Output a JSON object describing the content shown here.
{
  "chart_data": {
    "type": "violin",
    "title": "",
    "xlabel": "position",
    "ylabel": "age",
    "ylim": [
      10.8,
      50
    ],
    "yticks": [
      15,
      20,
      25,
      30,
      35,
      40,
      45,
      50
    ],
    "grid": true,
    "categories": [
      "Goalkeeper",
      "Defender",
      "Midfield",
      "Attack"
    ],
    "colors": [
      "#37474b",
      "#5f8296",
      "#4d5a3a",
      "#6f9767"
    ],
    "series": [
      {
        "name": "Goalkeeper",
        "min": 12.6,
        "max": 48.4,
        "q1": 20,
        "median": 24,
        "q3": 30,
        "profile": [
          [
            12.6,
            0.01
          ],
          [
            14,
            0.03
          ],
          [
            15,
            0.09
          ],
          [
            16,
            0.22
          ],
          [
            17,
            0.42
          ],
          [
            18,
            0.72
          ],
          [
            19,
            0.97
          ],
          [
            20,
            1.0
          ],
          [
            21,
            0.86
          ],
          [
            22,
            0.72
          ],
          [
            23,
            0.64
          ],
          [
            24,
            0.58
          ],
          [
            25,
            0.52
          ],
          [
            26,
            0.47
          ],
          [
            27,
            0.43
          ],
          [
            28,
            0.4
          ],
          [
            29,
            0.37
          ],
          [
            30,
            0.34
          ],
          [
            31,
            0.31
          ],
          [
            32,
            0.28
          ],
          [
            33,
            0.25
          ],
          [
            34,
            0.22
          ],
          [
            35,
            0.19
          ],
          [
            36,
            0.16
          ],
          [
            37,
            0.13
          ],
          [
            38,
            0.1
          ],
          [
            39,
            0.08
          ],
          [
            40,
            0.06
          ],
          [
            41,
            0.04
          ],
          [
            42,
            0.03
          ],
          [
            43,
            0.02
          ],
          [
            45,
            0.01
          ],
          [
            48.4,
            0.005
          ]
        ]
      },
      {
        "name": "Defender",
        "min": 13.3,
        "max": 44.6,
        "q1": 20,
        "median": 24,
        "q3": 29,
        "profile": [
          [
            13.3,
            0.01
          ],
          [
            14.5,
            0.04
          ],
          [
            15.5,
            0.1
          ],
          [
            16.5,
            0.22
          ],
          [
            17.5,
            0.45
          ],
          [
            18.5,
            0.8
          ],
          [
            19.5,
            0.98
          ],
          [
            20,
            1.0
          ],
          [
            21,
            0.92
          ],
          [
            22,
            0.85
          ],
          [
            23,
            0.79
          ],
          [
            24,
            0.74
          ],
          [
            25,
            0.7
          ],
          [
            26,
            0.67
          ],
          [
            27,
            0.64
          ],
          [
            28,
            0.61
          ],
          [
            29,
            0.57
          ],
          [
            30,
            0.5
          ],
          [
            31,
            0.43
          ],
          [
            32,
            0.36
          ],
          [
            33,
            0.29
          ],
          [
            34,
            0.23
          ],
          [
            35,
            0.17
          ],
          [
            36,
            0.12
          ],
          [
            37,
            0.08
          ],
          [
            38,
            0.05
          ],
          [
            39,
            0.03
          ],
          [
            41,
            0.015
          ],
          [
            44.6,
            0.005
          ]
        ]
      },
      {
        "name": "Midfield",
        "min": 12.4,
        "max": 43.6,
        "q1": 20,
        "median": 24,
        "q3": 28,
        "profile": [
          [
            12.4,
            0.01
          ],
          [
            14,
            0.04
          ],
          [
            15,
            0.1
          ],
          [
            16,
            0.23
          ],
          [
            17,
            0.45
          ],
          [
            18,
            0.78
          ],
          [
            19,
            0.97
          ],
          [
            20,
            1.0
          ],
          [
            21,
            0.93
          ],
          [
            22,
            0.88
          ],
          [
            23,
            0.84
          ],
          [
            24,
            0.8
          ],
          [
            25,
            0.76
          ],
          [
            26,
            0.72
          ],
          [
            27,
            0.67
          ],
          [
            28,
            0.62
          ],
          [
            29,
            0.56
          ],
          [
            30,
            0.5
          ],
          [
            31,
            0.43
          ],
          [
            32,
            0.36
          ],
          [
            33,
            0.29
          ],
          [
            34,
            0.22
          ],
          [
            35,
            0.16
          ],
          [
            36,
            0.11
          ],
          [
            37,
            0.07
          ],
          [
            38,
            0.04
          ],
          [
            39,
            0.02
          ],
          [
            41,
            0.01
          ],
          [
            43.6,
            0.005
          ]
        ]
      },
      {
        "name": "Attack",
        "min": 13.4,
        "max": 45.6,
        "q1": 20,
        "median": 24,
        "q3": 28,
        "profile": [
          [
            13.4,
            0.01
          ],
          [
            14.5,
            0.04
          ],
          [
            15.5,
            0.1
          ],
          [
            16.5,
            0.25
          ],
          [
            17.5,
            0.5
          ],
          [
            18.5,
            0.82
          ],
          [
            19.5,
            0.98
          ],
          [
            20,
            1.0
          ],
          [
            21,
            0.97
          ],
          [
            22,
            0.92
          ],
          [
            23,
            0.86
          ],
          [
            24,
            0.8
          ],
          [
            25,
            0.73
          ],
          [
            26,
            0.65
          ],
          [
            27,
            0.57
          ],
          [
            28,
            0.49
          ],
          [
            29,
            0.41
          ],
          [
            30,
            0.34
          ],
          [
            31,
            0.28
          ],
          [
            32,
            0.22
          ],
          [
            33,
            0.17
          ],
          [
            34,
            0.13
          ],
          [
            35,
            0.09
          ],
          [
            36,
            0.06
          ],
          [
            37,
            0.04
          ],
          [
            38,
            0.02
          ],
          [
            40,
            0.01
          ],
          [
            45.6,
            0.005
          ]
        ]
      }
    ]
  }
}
——————
◆ Given task
Print out every entry, keeping each one exact.

◆ Task answer
Output a JSON object describing the content shown here.
{
  "chart_data": {
    "type": "violin",
    "title": "",
    "xlabel": "position",
    "ylabel": "age",
    "ylim": [
      10.8,
      50
    ],
    "yticks": [
      15,
      20,
      25,
      30,
      35,
      40,
      45,
      50
    ],
    "grid": true,
    "categories": [
      "Goalkeeper",
      "Defender",
      "Midfield",
      "Attack"
    ],
    "colors": [
      "#37474b",
      "#5f8296",
      "#4d5a3a",
      "#6f9767"
    ],
    "series": [
      {
        "name": "Goalkeeper",
        "min": 12.6,
        "max": 48.4,
        "q1": 20,
        "median": 24,
        "q3": 30,
        "profile": [
          [
            12.6,
            0.01
          ],
          [
            14,
            0.03
          ],
          [
            15,
            0.09
          ],
          [
            16,
            0.22
          ],
          [
            17,
            0.42
          ],
          [
            18,
            0.72
          ],
          [
            19,
            0.97
          ],
          [
            20,
            1.0
          ],
          [
            21,
            0.86
          ],
          [
            22,
            0.72
          ],
          [
            23,
            0.64
          ],
          [
            24,
            0.58
          ],
          [
            25,
            0.52
          ],
          [
            26,
            0.47
          ],
          [
            27,
            0.43
          ],
          [
            28,
            0.4
          ],
          [
            29,
            0.37
          ],
          [
            30,
            0.34
          ],
          [
            31,
            0.31
          ],
          [
            32,
            0.28
          ],
          [
            33,
            0.25
          ],
          [
            34,
            0.22
          ],
          [
            35,
            0.19
          ],
          [
            36,
            0.16
          ],
          [
            37,
            0.13
          ],
          [
            38,
            0.1
          ],
          [
            39,
            0.08
          ],
          [
            40,
            0.06
          ],
          [
            41,
            0.04
          ],
          [
            42,
            0.03
          ],
          [
            43,
            0.02
          ],
          [
            45,
            0.01
          ],
          [
            48.4,
            0.005
          ]
        ]
      },
      {
        "name": "Defender",
        "min": 13.3,
        "max": 44.6,
        "q1": 20,
        "median": 24,
        "q3": 29,
        "profile": [
          [
            13.3,
            0.01
          ],
          [
            14.5,
            0.04
          ],
          [
            15.5,
            0.1
          ],
          [
            16.5,
            0.22
          ],
          [
            17.5,
            0.45
          ],
          [
            18.5,
            0.8
          ],
          [
            19.5,
            0.98
          ],
          [
            20,
            1.0
          ],
          [
            21,
            0.92
          ],
          [
            22,
            0.85
          ],
          [
            23,
            0.79
          ],
          [
            24,
            0.74
          ],
          [
            25,
            0.7
          ],
          [
            26,
            0.67
          ],
          [
            27,
            0.64
          ],
          [
            28,
            0.61
          ],
          [
            29,
            0.57
          ],
          [
            30,
            0.5
          ],
          [
            31,
            0.43
          ],
          [
            32,
            0.36
          ],
          [
            33,
            0.29
          ],
          [
            34,
            0.23
          ],
          [
            35,
            0.17
          ],
          [
            36,
            0.12
          ],
          [
            37,
            0.08
          ],
          [
            38,
            0.05
          ],
          [
            39,
            0.03
          ],
          [
            41,
            0.015
          ],
          [
            44.6,
            0.005
          ]
        ]
      },
      {
        "name": "Midfield",
        "min": 12.4,
        "max": 43.6,
        "q1": 20,
        "median": 24,
        "q3": 28,
        "profile": [
          [
            12.4,
            0.01
          ],
          [
            14,
            0.04
          ],
          [
            15,
            0.1
          ],
          [
            16,
            0.23
          ],
          [
            17,
            0.45
          ],
          [
            18,
            0.78
          ],
          [
            19,
            0.97
          ],
          [
            20,
            1.0
          ],
          [
            21,
            0.93
          ],
          [
            22,
            0.88
          ],
          [
            23,
            0.84
          ],
          [
            24,
            0.8
          ],
          [
            25,
            0.76
          ],
          [
            26,
            0.72
          ],
          [
            27,
            0.67
          ],
          [
            28,
            0.62
          ],
          [
            29,
            0.56
          ],
          [
            30,
            0.5
          ],
          [
            31,
            0.43
          ],
          [
            32,
            0.36
          ],
          [
            33,
            0.29
          ],
          [
            34,
            0.22
          ],
          [
            35,
            0.16
          ],
          [
            36,
            0.11
          ],
          [
            37,
            0.07
          ],
          [
            38,
            0.04
          ],
          [
            39,
            0.02
          ],
          [
            41,
            0.01
          ],
          [
            43.6,
            0.005
          ]
        ]
      },
      {
        "name": "Attack",
        "min": 13.4,
        "max": 45.6,
        "q1": 20,
        "median": 24,
        "q3": 28,
        "profile": [
          [
            13.4,
            0.01
          ],
          [
            14.5,
            0.04
          ],
          [
            15.5,
            0.1
          ],
          [
            16.5,
            0.25
          ],
          [
            17.5,
            0.5
          ],
          [
            18.5,
            0.82
          ],
          [
            19.5,
            0.98
          ],
          [
            20,
            1.0
          ],
          [
            21,
            0.97
          ],
          [
            22,
            0.92
          ],
          [
            23,
            0.86
          ],
          [
            24,
            0.8
          ],
          [
            25,
            0.73
          ],
          [
            26,
            0.65
          ],
          [
            27,
            0.57
          ],
          [
            28,
            0.49
          ],
          [
            29,
            0.41
          ],
          [
            30,
            0.34
          ],
          [
            31,
            0.28
          ],
          [
            32,
            0.22
          ],
          [
            33,
            0.17
          ],
          [
            34,
            0.13
          ],
          [
            35,
            0.09
          ],
          [
            36,
            0.06
          ],
          [
            37,
            0.04
          ],
          [
            38,
            0.02
          ],
          [
            40,
            0.01
          ],
          [
            45.6,
            0.005
          ]
        ]
      }
    ]
  }
}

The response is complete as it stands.